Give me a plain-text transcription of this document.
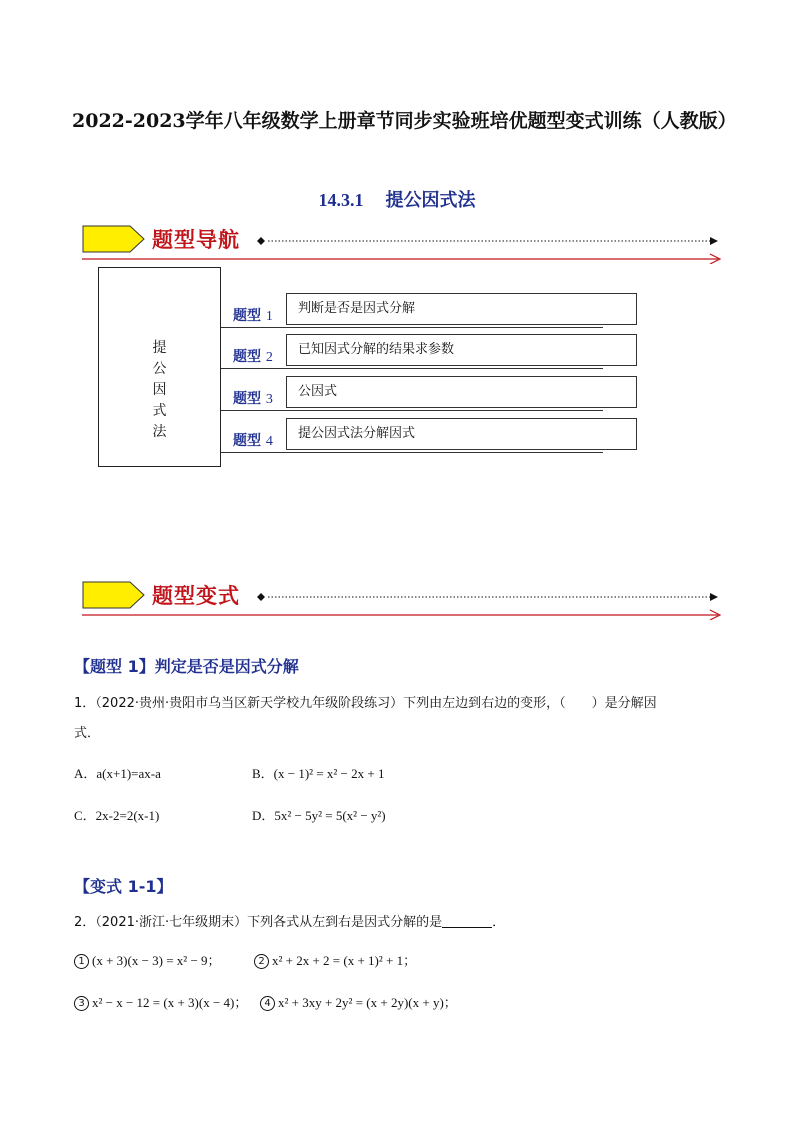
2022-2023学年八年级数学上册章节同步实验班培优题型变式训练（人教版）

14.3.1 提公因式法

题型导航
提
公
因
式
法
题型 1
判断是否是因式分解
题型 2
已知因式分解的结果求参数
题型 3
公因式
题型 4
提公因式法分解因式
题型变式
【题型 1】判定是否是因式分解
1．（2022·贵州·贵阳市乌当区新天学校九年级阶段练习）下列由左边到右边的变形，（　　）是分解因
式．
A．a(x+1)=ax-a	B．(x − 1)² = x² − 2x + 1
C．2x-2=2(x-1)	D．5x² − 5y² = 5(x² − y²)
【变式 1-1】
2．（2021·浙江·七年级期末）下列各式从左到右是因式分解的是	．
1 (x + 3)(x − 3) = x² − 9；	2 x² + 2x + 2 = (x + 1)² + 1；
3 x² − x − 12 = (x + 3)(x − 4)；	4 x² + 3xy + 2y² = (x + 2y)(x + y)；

──────────

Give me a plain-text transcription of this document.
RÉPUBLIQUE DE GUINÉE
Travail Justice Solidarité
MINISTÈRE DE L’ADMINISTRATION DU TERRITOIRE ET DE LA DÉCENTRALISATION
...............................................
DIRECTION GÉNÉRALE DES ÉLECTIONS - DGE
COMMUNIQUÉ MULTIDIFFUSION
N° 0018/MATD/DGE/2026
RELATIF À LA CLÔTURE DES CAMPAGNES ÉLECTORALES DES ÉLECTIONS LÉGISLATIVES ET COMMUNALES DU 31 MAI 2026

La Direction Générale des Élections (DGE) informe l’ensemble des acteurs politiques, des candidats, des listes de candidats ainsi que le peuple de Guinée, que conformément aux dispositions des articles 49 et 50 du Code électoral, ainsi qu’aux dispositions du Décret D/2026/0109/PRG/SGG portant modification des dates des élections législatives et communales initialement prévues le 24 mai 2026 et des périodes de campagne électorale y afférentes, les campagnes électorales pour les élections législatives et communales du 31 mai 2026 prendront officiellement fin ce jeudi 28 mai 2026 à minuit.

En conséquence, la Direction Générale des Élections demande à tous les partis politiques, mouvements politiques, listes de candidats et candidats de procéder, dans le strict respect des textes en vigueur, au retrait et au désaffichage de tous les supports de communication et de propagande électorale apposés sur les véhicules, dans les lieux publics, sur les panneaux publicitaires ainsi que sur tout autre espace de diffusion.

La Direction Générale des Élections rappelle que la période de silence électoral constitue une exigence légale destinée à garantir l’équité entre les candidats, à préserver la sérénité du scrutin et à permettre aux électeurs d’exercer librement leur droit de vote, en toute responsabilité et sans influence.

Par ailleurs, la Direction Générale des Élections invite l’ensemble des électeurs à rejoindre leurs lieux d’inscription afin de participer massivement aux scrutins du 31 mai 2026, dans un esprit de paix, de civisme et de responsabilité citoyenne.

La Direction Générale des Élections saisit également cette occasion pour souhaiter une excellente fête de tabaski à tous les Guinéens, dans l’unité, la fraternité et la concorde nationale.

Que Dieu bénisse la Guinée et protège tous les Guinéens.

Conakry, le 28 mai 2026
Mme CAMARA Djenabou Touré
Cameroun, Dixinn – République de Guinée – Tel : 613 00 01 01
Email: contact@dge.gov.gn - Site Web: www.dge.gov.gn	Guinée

──────────

> [GIVEN TASK] All lines of the data above that include the word "Guinéens" must be shown.

> [SOLUTION]
La Direction Générale des Élections saisit également cette occasion pour souhaiter une excellente fête de tabaski à tous les Guinéens, dans l’unité, la fraternité et la concorde nationale.
Que Dieu bénisse la Guinée et protège tous les Guinéens.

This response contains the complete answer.